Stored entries
_ _ _ _ _ _ _

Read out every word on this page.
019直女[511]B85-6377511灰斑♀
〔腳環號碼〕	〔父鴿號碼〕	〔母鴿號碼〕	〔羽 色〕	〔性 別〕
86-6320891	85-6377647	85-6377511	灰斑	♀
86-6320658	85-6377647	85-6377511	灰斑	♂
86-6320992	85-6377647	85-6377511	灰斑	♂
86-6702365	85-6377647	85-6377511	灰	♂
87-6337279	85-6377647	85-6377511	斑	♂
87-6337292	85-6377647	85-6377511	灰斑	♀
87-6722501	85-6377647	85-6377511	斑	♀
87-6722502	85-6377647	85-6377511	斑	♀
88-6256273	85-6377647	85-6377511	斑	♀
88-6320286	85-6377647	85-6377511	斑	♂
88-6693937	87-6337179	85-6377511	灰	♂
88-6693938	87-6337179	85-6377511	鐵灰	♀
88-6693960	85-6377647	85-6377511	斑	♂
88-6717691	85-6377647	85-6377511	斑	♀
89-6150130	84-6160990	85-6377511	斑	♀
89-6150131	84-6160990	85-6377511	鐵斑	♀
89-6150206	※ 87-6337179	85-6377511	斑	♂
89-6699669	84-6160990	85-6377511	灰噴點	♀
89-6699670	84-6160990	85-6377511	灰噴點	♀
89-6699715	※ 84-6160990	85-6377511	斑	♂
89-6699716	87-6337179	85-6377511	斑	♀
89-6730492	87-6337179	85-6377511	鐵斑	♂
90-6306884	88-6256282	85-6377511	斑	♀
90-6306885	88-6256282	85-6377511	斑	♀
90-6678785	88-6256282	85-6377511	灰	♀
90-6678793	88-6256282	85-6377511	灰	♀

_ _ _ _ _ _ _

● **Task to carry out**
Write out the listing once more, matching it exactly.

● **Response**
Read out every word on this page.
019直女[511]B85-6377511灰斑♀
〔腳環號碼〕	〔父鴿號碼〕	〔母鴿號碼〕	〔羽 色〕	〔性 別〕
86-6320891	85-6377647	85-6377511	灰斑	♀
86-6320658	85-6377647	85-6377511	灰斑	♂
86-6320992	85-6377647	85-6377511	灰斑	♂
86-6702365	85-6377647	85-6377511	灰	♂
87-6337279	85-6377647	85-6377511	斑	♂
87-6337292	85-6377647	85-6377511	灰斑	♀
87-6722501	85-6377647	85-6377511	斑	♀
87-6722502	85-6377647	85-6377511	斑	♀
88-6256273	85-6377647	85-6377511	斑	♀
88-6320286	85-6377647	85-6377511	斑	♂
88-6693937	87-6337179	85-6377511	灰	♂
88-6693938	87-6337179	85-6377511	鐵灰	♀
88-6693960	85-6377647	85-6377511	斑	♂
88-6717691	85-6377647	85-6377511	斑	♀
89-6150130	84-6160990	85-6377511	斑	♀
89-6150131	84-6160990	85-6377511	鐵斑	♀
89-6150206	※ 87-6337179	85-6377511	斑	♂
89-6699669	84-6160990	85-6377511	灰噴點	♀
89-6699670	84-6160990	85-6377511	灰噴點	♀
89-6699715	※ 84-6160990	85-6377511	斑	♂
89-6699716	87-6337179	85-6377511	斑	♀
89-6730492	87-6337179	85-6377511	鐵斑	♂
90-6306884	88-6256282	85-6377511	斑	♀
90-6306885	88-6256282	85-6377511	斑	♀
90-6678785	88-6256282	85-6377511	灰	♀
90-6678793	88-6256282	85-6377511	灰	♀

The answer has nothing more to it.